**Work task A:**
According to the commentary on Heathrow and Birmingham, who runs BHX?
**Work task B:**
Pick up the commentary on Heathrow and Birmingham's airport after its final sentence and keep writing it.

[Opening Exercise passage section]

Cameron’s ‘reverse ferret’ on Heathrow just might be a great opportunity for Birmingham

🕔05.Sep 2012

The Government’s newly announced independent commission to review the UK’s aviation strategy is both a lifeline and a threat to the hopes of those campaigners fighting to move the centre of gravity from the South East to Birmingham and other regional airports.

While the review can justifiably be characterised as a ‘reverse ferret’ to get the Government out of a political bind, it does at least give BHX boss Paul Kehoe and his supporters the opportunity to restate their case within a formal policy development framework.

Some in Government no doubt have in mind what they believe is the ‘right’ answer, and are hoping the review will give independent backing to a Heathrow expansion. Within the same administration, though, others believe the ‘Boris Island’ option is the best solution.

Therein lies the threat. Viewed from within the Westminster bubble, this is just an issue for the South East. London-centric politicos and media are scrapping over WHERE in the South East any new capacity should go, rather than WHETHER the South East is the only region that holds a solution to a national problem.

And it’s a circular argument which states that because the South East is where most of the international slots are currently, that’s where any future ones should go. This forgets the simple fact that Birmingham’s current and future spare capacity can facilitate a redistribution of slots that takes services closer to more of the UK population while freeing up opportunities in the South East for more lucrative routes to the emerging global markets.

[Closing Exercise passage section]
[Opening Recorded information section]

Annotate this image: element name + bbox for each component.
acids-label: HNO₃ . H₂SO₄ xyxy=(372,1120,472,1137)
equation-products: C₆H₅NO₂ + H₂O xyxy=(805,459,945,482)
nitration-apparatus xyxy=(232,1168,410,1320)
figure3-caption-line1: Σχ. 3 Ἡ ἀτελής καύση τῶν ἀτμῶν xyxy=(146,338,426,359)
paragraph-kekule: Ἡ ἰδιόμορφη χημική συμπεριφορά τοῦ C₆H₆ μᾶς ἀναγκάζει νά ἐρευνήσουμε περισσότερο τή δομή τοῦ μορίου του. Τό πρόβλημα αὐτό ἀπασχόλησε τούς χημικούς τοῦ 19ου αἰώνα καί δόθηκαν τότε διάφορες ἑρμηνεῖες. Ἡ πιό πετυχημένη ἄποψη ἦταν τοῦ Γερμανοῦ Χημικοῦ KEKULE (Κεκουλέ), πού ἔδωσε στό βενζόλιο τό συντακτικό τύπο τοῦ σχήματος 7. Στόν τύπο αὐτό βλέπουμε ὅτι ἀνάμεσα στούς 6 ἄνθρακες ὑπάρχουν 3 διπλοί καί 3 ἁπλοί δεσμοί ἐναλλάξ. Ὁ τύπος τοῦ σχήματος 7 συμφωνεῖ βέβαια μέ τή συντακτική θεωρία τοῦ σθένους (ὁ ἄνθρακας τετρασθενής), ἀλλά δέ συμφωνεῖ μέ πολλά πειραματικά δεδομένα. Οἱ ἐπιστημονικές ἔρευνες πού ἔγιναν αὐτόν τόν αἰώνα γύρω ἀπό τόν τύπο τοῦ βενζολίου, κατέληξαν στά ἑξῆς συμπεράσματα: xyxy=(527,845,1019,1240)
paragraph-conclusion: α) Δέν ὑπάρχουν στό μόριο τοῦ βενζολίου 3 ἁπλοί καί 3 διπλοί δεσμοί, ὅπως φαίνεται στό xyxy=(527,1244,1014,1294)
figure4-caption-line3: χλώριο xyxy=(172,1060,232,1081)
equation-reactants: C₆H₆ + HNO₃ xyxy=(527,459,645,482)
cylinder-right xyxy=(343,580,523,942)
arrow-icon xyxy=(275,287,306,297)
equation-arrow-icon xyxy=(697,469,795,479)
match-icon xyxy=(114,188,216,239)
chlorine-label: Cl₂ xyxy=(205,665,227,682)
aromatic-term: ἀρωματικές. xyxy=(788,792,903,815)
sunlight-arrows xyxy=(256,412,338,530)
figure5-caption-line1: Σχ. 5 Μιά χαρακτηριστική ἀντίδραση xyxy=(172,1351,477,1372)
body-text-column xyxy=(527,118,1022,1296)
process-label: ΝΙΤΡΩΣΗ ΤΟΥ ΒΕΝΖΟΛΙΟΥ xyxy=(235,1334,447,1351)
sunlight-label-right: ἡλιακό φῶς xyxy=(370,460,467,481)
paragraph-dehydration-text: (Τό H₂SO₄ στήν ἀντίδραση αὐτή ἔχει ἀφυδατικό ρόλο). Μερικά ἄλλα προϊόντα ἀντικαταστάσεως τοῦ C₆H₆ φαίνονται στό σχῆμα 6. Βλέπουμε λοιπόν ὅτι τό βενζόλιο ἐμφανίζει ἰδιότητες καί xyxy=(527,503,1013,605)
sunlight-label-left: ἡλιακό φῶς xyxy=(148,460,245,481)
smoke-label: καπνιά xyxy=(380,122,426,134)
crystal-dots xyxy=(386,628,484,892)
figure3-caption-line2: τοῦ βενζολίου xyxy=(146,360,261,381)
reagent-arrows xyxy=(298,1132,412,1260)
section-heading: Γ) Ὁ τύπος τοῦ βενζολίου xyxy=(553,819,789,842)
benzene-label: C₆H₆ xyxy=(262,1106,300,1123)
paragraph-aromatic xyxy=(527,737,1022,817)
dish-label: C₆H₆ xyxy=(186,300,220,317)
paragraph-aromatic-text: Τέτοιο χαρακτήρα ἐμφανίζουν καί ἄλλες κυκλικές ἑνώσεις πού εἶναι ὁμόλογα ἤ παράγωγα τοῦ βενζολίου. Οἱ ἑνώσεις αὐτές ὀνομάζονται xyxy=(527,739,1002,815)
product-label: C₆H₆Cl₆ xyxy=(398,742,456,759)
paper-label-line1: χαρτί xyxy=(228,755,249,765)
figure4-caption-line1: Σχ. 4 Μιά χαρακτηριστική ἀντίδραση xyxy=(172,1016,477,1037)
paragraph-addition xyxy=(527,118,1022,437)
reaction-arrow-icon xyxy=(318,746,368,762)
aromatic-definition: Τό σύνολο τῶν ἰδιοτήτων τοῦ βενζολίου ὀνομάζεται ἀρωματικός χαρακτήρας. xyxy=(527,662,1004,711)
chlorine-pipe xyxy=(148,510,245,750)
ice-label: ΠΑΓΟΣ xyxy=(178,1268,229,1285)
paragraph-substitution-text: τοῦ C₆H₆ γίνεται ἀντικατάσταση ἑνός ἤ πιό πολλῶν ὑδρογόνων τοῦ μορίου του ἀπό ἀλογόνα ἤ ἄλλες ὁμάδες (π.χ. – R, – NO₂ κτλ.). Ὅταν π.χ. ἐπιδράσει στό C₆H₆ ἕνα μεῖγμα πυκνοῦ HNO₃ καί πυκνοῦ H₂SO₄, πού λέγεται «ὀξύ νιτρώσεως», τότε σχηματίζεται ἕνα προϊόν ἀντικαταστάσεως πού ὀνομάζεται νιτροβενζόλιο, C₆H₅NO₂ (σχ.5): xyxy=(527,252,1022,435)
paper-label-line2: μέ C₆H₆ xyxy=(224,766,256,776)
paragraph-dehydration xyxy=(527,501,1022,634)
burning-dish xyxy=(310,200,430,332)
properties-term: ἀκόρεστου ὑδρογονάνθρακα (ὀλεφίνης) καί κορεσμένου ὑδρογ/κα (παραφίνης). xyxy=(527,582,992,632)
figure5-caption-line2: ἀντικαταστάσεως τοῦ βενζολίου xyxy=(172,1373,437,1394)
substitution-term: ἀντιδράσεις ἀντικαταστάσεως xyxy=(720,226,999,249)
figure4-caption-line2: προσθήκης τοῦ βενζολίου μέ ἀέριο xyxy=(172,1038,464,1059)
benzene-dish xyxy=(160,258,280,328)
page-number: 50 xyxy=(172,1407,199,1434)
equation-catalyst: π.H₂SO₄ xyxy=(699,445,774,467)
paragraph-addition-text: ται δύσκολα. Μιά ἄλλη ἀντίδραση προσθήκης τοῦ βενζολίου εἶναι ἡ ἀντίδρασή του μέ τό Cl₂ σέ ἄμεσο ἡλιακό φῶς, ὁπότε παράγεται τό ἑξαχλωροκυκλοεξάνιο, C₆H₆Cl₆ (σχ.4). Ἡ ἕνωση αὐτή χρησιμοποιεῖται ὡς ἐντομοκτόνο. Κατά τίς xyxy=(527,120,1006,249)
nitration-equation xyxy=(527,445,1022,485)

[Closing Recorded information section]

**Written response A:**
Paul Kehoe

**Written response B:**
In many other countries, Birmingham’s proximity to the capital would make it a crucial and obvious component of a network of airports. A transfer time of little more than an hour to the capital city or another major airport barely registers for the international business person planning their itinerary. When HS2 is plugged in, Birmingham will be more accessible than ever.

A failure to recognise this is a little Englander attitude that needs to be robustly challenged by everyone who cares about the long term economic health of this region and the whole of the UK. It seems precious few voices are being raised within the South East, so it’s down to businesses, citizens and politicians in the rest of the country to rise to the challenge.

Birmingham and the West Midlands have the most to gain, but we shouldn’t be embarrassed to use regional self interest to argue for what should be a national cause.

After all, London has been getting away with it for years.

Marc Reeves is a partner in RJF Public Affairs, publishers of The Chamberlain Files.